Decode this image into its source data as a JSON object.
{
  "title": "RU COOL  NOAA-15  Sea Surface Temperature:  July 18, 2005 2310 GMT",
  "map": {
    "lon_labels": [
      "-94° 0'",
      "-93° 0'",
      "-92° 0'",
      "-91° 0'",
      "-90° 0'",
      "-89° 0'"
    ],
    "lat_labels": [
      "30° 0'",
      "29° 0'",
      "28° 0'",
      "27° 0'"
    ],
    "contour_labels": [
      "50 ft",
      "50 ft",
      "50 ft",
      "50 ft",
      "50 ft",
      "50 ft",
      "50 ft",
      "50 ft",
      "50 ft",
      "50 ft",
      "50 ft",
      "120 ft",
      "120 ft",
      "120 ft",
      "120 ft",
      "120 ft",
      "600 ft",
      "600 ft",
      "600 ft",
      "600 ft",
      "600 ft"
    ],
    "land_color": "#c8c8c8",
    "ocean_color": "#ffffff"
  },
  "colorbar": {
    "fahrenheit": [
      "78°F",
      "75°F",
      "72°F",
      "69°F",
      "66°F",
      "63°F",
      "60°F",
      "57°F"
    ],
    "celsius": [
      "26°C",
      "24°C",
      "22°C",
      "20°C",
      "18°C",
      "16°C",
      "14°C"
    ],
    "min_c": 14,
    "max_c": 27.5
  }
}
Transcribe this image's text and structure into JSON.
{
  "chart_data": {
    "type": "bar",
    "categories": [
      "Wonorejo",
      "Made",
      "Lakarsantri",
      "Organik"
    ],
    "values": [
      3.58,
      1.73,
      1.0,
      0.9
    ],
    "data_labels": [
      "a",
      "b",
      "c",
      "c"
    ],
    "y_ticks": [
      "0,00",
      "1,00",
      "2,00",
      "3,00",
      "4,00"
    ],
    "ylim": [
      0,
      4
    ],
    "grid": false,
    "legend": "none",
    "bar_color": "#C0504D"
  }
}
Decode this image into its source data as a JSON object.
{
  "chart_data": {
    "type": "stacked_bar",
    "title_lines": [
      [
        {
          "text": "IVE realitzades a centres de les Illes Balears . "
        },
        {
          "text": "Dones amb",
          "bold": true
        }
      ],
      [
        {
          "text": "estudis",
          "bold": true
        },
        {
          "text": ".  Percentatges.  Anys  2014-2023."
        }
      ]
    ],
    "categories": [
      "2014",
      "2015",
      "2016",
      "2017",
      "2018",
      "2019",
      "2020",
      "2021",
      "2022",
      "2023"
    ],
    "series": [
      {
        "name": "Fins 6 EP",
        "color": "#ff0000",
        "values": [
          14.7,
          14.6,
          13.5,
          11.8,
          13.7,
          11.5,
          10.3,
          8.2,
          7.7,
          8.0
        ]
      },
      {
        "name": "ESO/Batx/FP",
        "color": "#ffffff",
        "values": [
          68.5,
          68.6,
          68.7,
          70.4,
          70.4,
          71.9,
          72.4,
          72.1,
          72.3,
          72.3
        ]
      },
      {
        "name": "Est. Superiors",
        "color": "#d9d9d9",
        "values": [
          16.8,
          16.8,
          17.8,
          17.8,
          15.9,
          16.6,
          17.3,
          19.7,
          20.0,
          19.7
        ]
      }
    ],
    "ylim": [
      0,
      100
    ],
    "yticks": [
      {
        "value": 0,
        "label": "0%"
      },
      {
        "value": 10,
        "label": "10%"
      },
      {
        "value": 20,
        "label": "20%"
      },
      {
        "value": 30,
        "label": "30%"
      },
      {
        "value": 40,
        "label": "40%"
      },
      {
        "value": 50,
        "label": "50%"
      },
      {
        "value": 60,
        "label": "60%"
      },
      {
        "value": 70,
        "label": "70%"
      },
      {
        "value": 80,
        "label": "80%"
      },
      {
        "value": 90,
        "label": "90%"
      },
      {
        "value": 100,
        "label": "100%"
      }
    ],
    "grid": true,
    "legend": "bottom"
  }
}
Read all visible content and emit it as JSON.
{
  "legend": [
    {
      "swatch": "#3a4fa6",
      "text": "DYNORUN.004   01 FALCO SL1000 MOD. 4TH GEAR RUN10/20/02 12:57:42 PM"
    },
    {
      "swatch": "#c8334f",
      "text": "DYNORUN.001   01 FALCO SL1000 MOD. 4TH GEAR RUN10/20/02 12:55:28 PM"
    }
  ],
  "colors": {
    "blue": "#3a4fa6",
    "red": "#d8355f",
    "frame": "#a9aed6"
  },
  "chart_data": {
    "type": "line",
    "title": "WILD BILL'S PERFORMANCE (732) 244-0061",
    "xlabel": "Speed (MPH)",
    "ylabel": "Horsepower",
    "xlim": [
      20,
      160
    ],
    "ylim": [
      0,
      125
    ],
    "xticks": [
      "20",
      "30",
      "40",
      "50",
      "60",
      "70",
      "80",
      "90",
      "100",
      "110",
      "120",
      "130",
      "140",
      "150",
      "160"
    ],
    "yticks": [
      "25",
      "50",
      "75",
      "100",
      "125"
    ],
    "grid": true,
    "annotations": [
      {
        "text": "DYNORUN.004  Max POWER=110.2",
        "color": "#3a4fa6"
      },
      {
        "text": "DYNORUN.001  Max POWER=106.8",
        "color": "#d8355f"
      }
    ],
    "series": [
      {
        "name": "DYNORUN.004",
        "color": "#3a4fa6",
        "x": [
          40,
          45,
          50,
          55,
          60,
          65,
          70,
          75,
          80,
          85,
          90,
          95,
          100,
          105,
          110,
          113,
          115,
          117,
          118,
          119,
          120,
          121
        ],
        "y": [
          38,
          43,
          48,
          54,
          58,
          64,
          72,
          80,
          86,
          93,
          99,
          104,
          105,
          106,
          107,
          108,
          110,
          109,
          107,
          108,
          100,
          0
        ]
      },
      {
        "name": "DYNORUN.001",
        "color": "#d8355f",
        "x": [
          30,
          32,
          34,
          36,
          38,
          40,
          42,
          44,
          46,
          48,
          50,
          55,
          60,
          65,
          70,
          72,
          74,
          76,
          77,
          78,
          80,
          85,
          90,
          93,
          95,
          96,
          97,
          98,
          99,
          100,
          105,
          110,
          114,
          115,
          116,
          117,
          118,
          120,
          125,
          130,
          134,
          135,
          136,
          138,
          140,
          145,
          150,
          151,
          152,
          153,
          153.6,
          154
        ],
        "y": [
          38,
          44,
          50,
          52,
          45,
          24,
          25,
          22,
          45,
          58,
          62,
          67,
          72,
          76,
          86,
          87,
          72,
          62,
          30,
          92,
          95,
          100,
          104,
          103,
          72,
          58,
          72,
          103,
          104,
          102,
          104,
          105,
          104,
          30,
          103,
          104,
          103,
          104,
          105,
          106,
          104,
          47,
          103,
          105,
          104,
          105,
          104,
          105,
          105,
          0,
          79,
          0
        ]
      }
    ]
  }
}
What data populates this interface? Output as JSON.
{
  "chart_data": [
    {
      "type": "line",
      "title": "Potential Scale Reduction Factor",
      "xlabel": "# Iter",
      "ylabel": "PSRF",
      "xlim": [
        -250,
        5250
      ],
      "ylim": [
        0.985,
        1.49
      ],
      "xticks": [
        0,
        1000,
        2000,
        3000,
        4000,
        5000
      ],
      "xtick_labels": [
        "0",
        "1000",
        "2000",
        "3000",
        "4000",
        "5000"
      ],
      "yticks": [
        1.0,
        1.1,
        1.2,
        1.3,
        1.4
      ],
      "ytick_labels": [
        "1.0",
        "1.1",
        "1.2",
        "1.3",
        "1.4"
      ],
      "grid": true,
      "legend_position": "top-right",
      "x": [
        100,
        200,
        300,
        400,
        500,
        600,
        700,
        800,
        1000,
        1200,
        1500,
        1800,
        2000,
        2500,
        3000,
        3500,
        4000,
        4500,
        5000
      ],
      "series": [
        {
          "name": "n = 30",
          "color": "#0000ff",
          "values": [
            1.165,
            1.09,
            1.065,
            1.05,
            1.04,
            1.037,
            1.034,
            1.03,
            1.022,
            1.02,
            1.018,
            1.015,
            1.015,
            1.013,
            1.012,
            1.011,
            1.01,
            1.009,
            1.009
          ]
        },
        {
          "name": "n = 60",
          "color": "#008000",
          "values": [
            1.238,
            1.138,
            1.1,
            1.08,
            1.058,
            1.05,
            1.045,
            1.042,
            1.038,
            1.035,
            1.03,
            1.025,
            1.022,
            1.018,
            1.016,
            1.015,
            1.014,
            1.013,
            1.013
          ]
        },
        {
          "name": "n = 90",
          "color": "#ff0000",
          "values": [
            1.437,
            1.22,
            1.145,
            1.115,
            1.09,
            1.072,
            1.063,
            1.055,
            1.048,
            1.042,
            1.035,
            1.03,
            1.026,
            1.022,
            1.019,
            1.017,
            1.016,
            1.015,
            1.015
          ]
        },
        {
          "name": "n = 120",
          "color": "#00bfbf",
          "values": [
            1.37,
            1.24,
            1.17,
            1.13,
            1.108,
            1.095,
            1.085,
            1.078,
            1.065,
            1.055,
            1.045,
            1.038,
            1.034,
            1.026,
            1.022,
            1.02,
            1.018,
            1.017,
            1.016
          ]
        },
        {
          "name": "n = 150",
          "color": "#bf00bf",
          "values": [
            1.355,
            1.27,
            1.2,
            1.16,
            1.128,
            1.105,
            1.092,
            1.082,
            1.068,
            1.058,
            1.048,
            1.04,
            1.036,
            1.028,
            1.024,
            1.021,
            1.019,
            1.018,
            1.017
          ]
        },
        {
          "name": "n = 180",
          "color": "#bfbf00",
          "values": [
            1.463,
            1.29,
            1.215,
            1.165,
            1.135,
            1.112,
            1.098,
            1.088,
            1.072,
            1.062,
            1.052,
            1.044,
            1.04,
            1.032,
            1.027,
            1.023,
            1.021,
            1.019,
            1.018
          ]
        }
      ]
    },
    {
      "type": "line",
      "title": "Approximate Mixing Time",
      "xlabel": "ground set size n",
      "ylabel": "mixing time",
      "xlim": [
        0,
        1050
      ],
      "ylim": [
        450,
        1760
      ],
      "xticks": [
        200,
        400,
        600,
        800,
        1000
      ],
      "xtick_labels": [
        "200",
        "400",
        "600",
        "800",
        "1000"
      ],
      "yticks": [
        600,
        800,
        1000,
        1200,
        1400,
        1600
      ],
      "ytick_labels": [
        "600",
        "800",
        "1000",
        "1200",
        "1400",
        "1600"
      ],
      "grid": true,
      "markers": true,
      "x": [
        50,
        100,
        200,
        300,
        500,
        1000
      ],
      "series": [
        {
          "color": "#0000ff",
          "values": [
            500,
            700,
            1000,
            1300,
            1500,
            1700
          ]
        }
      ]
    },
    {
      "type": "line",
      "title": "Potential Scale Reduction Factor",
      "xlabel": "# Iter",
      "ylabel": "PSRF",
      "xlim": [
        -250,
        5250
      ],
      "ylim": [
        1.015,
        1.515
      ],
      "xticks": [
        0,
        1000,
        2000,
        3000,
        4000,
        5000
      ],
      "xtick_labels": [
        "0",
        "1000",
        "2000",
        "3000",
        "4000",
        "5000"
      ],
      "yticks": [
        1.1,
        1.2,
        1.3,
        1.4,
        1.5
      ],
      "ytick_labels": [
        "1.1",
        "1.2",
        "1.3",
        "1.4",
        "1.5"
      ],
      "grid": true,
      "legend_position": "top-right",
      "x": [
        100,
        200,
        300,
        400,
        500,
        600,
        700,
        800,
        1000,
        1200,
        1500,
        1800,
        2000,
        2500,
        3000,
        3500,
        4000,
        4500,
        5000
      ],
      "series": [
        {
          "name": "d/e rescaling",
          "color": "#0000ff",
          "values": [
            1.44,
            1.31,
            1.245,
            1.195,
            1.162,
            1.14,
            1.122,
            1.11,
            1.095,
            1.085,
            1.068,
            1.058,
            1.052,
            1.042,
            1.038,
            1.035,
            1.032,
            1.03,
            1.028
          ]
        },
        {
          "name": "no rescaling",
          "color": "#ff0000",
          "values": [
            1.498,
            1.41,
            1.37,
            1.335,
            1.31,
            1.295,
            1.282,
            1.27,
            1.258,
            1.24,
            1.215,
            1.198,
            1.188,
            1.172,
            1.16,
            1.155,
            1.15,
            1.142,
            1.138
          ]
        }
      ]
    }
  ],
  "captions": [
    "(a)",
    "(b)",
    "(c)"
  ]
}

▶ **Task instructions**: Using the material above, copy every line in which the string "DYNORUN" occurs.

▶ **Solved problem**:
      "text": "DYNORUN.004   01 FALCO SL1000 MOD. 4TH GEAR RUN10/20/02 12:57:42 PM"
      "text": "DYNORUN.001   01 FALCO SL1000 MOD. 4TH GEAR RUN10/20/02 12:55:28 PM"
        "text": "DYNORUN.004  Max POWER=110.2",
        "text": "DYNORUN.001  Max POWER=106.8",
        "name": "DYNORUN.004",
        "name": "DYNORUN.001",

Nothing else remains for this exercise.